» Work required: Copy every entry precisely.
** BEGIN Recorded information **
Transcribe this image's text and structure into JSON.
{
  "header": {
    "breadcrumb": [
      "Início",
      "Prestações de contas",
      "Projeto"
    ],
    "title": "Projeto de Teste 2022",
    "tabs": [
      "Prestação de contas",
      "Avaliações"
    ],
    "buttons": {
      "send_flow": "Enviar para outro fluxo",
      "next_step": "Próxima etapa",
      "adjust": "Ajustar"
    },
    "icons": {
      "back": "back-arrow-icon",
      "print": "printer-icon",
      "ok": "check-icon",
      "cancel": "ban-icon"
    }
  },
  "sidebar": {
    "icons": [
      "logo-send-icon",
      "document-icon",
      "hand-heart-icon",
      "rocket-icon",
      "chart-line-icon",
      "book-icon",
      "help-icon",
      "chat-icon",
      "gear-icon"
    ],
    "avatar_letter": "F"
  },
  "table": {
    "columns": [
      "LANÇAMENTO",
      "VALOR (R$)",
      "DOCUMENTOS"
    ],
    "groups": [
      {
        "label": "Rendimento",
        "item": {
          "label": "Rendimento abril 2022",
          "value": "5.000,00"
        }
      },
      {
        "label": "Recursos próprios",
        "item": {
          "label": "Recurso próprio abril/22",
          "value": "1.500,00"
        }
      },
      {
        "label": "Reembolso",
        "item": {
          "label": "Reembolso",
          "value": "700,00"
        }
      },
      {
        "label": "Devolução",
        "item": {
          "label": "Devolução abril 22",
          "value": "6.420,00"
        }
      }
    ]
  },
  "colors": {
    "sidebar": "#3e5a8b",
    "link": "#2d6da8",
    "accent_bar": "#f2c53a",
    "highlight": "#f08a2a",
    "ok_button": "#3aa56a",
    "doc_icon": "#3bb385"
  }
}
** END Recorded information **
» Exercise output:
Transcribe this image's text and structure into JSON.
{
  "header": {
    "breadcrumb": [
      "Início",
      "Prestações de contas",
      "Projeto"
    ],
    "title": "Projeto de Teste 2022",
    "tabs": [
      "Prestação de contas",
      "Avaliações"
    ],
    "buttons": {
      "send_flow": "Enviar para outro fluxo",
      "next_step": "Próxima etapa",
      "adjust": "Ajustar"
    },
    "icons": {
      "back": "back-arrow-icon",
      "print": "printer-icon",
      "ok": "check-icon",
      "cancel": "ban-icon"
    }
  },
  "sidebar": {
    "icons": [
      "logo-send-icon",
      "document-icon",
      "hand-heart-icon",
      "rocket-icon",
      "chart-line-icon",
      "book-icon",
      "help-icon",
      "chat-icon",
      "gear-icon"
    ],
    "avatar_letter": "F"
  },
  "table": {
    "columns": [
      "LANÇAMENTO",
      "VALOR (R$)",
      "DOCUMENTOS"
    ],
    "groups": [
      {
        "label": "Rendimento",
        "item": {
          "label": "Rendimento abril 2022",
          "value": "5.000,00"
        }
      },
      {
        "label": "Recursos próprios",
        "item": {
          "label": "Recurso próprio abril/22",
          "value": "1.500,00"
        }
      },
      {
        "label": "Reembolso",
        "item": {
          "label": "Reembolso",
          "value": "700,00"
        }
      },
      {
        "label": "Devolução",
        "item": {
          "label": "Devolução abril 22",
          "value": "6.420,00"
        }
      }
    ]
  },
  "colors": {
    "sidebar": "#3e5a8b",
    "link": "#2d6da8",
    "accent_bar": "#f2c53a",
    "highlight": "#f08a2a",
    "ok_button": "#3aa56a",
    "doc_icon": "#3bb385"
  }
}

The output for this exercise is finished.